§ RECORD LIST:
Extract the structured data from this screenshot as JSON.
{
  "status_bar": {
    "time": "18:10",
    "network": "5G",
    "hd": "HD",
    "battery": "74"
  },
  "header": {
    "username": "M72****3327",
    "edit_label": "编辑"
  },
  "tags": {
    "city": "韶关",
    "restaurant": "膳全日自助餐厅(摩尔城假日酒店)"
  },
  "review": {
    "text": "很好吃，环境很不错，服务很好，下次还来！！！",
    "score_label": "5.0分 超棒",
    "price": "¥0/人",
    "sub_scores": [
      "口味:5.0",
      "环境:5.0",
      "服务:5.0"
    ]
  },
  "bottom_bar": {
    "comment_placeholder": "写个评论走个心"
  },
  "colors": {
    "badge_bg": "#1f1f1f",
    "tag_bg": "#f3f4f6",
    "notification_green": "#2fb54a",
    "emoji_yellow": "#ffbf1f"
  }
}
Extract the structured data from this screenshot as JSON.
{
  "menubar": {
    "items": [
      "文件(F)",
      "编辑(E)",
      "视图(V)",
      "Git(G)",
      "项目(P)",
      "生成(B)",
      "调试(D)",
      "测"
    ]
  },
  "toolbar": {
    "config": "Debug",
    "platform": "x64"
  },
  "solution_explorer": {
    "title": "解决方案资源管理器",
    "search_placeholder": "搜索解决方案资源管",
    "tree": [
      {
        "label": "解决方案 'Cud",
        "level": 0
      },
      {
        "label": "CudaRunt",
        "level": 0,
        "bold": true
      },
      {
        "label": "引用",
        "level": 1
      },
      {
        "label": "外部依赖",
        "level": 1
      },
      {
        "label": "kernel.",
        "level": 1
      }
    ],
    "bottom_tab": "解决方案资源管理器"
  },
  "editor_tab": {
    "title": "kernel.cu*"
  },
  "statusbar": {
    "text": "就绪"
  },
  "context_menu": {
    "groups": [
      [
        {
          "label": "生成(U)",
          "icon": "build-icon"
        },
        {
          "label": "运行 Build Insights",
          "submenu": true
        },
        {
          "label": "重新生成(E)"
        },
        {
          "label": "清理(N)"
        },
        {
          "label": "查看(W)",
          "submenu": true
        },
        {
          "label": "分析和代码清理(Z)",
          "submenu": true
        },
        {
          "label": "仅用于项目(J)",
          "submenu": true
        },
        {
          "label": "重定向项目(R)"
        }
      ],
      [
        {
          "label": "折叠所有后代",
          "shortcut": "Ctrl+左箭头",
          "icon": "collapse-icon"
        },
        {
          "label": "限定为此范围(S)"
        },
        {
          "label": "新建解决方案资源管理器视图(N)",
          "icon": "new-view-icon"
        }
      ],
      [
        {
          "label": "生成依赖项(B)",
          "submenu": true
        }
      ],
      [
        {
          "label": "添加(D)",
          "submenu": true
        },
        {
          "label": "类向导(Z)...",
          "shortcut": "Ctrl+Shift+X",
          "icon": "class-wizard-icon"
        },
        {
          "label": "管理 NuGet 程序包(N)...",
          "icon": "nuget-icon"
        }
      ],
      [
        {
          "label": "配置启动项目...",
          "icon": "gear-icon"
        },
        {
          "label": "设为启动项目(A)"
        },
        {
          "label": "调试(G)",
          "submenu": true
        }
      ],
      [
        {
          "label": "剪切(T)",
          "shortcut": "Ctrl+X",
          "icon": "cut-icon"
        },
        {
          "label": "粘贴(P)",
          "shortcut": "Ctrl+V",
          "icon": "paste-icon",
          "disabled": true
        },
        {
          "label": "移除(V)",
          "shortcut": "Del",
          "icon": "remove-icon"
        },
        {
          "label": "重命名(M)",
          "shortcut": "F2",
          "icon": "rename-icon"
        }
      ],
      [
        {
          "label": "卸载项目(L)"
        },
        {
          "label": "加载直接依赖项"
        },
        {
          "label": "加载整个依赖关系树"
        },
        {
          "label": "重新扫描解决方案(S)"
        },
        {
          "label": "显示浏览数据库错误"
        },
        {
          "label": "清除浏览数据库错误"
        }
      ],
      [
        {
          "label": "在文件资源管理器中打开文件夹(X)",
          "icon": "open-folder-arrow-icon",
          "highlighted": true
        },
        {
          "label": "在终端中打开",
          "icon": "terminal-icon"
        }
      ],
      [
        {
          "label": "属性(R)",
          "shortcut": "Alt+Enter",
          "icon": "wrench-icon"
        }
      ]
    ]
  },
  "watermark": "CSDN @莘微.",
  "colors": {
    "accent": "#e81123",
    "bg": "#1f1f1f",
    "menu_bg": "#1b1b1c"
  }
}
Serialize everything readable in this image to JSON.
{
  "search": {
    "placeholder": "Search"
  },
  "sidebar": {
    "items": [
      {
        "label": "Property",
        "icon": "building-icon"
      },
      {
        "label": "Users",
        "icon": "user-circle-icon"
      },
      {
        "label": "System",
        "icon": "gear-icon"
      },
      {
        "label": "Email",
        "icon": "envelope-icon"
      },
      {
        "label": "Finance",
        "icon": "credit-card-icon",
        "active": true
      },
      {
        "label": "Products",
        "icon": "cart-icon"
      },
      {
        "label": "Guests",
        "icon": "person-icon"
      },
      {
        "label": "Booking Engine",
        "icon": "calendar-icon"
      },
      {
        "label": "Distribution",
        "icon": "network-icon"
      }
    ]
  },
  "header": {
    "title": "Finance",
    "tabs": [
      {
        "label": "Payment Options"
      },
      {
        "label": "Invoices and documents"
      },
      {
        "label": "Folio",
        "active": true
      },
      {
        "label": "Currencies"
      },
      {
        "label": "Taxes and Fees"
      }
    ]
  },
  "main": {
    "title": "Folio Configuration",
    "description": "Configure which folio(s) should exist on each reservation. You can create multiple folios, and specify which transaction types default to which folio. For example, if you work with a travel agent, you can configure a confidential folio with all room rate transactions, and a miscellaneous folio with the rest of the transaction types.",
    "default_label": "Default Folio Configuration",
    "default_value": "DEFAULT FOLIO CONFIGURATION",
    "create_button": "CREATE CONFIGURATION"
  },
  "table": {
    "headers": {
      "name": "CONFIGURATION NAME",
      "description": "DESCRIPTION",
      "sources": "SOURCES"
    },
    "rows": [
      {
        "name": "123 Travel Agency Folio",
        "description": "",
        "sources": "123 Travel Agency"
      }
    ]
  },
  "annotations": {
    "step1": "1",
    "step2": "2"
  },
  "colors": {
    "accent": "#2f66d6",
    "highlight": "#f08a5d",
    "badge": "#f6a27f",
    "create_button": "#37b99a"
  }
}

§ WHAT THE EXERCISE ASKS: Every record above should be copied exactly.

§ EXERCISE SOLUTION:
Extract the structured data from this screenshot as JSON.
{
  "status_bar": {
    "time": "18:10",
    "network": "5G",
    "hd": "HD",
    "battery": "74"
  },
  "header": {
    "username": "M72****3327",
    "edit_label": "编辑"
  },
  "tags": {
    "city": "韶关",
    "restaurant": "膳全日自助餐厅(摩尔城假日酒店)"
  },
  "review": {
    "text": "很好吃，环境很不错，服务很好，下次还来！！！",
    "score_label": "5.0分 超棒",
    "price": "¥0/人",
    "sub_scores": [
      "口味:5.0",
      "环境:5.0",
      "服务:5.0"
    ]
  },
  "bottom_bar": {
    "comment_placeholder": "写个评论走个心"
  },
  "colors": {
    "badge_bg": "#1f1f1f",
    "tag_bg": "#f3f4f6",
    "notification_green": "#2fb54a",
    "emoji_yellow": "#ffbf1f"
  }
}
Extract the structured data from this screenshot as JSON.
{
  "menubar": {
    "items": [
      "文件(F)",
      "编辑(E)",
      "视图(V)",
      "Git(G)",
      "项目(P)",
      "生成(B)",
      "调试(D)",
      "测"
    ]
  },
  "toolbar": {
    "config": "Debug",
    "platform": "x64"
  },
  "solution_explorer": {
    "title": "解决方案资源管理器",
    "search_placeholder": "搜索解决方案资源管",
    "tree": [
      {
        "label": "解决方案 'Cud",
        "level": 0
      },
      {
        "label": "CudaRunt",
        "level": 0,
        "bold": true
      },
      {
        "label": "引用",
        "level": 1
      },
      {
        "label": "外部依赖",
        "level": 1
      },
      {
        "label": "kernel.",
        "level": 1
      }
    ],
    "bottom_tab": "解决方案资源管理器"
  },
  "editor_tab": {
    "title": "kernel.cu*"
  },
  "statusbar": {
    "text": "就绪"
  },
  "context_menu": {
    "groups": [
      [
        {
          "label": "生成(U)",
          "icon": "build-icon"
        },
        {
          "label": "运行 Build Insights",
          "submenu": true
        },
        {
          "label": "重新生成(E)"
        },
        {
          "label": "清理(N)"
        },
        {
          "label": "查看(W)",
          "submenu": true
        },
        {
          "label": "分析和代码清理(Z)",
          "submenu": true
        },
        {
          "label": "仅用于项目(J)",
          "submenu": true
        },
        {
          "label": "重定向项目(R)"
        }
      ],
      [
        {
          "label": "折叠所有后代",
          "shortcut": "Ctrl+左箭头",
          "icon": "collapse-icon"
        },
        {
          "label": "限定为此范围(S)"
        },
        {
          "label": "新建解决方案资源管理器视图(N)",
          "icon": "new-view-icon"
        }
      ],
      [
        {
          "label": "生成依赖项(B)",
          "submenu": true
        }
      ],
      [
        {
          "label": "添加(D)",
          "submenu": true
        },
        {
          "label": "类向导(Z)...",
          "shortcut": "Ctrl+Shift+X",
          "icon": "class-wizard-icon"
        },
        {
          "label": "管理 NuGet 程序包(N)...",
          "icon": "nuget-icon"
        }
      ],
      [
        {
          "label": "配置启动项目...",
          "icon": "gear-icon"
        },
        {
          "label": "设为启动项目(A)"
        },
        {
          "label": "调试(G)",
          "submenu": true
        }
      ],
      [
        {
          "label": "剪切(T)",
          "shortcut": "Ctrl+X",
          "icon": "cut-icon"
        },
        {
          "label": "粘贴(P)",
          "shortcut": "Ctrl+V",
          "icon": "paste-icon",
          "disabled": true
        },
        {
          "label": "移除(V)",
          "shortcut": "Del",
          "icon": "remove-icon"
        },
        {
          "label": "重命名(M)",
          "shortcut": "F2",
          "icon": "rename-icon"
        }
      ],
      [
        {
          "label": "卸载项目(L)"
        },
        {
          "label": "加载直接依赖项"
        },
        {
          "label": "加载整个依赖关系树"
        },
        {
          "label": "重新扫描解决方案(S)"
        },
        {
          "label": "显示浏览数据库错误"
        },
        {
          "label": "清除浏览数据库错误"
        }
      ],
      [
        {
          "label": "在文件资源管理器中打开文件夹(X)",
          "icon": "open-folder-arrow-icon",
          "highlighted": true
        },
        {
          "label": "在终端中打开",
          "icon": "terminal-icon"
        }
      ],
      [
        {
          "label": "属性(R)",
          "shortcut": "Alt+Enter",
          "icon": "wrench-icon"
        }
      ]
    ]
  },
  "watermark": "CSDN @莘微.",
  "colors": {
    "accent": "#e81123",
    "bg": "#1f1f1f",
    "menu_bg": "#1b1b1c"
  }
}
Serialize everything readable in this image to JSON.
{
  "search": {
    "placeholder": "Search"
  },
  "sidebar": {
    "items": [
      {
        "label": "Property",
        "icon": "building-icon"
      },
      {
        "label": "Users",
        "icon": "user-circle-icon"
      },
      {
        "label": "System",
        "icon": "gear-icon"
      },
      {
        "label": "Email",
        "icon": "envelope-icon"
      },
      {
        "label": "Finance",
        "icon": "credit-card-icon",
        "active": true
      },
      {
        "label": "Products",
        "icon": "cart-icon"
      },
      {
        "label": "Guests",
        "icon": "person-icon"
      },
      {
        "label": "Booking Engine",
        "icon": "calendar-icon"
      },
      {
        "label": "Distribution",
        "icon": "network-icon"
      }
    ]
  },
  "header": {
    "title": "Finance",
    "tabs": [
      {
        "label": "Payment Options"
      },
      {
        "label": "Invoices and documents"
      },
      {
        "label": "Folio",
        "active": true
      },
      {
        "label": "Currencies"
      },
      {
        "label": "Taxes and Fees"
      }
    ]
  },
  "main": {
    "title": "Folio Configuration",
    "description": "Configure which folio(s) should exist on each reservation. You can create multiple folios, and specify which transaction types default to which folio. For example, if you work with a travel agent, you can configure a confidential folio with all room rate transactions, and a miscellaneous folio with the rest of the transaction types.",
    "default_label": "Default Folio Configuration",
    "default_value": "DEFAULT FOLIO CONFIGURATION",
    "create_button": "CREATE CONFIGURATION"
  },
  "table": {
    "headers": {
      "name": "CONFIGURATION NAME",
      "description": "DESCRIPTION",
      "sources": "SOURCES"
    },
    "rows": [
      {
        "name": "123 Travel Agency Folio",
        "description": "",
        "sources": "123 Travel Agency"
      }
    ]
  },
  "annotations": {
    "step1": "1",
    "step2": "2"
  },
  "colors": {
    "accent": "#2f66d6",
    "highlight": "#f08a5d",
    "badge": "#f6a27f",
    "create_button": "#37b99a"
  }
}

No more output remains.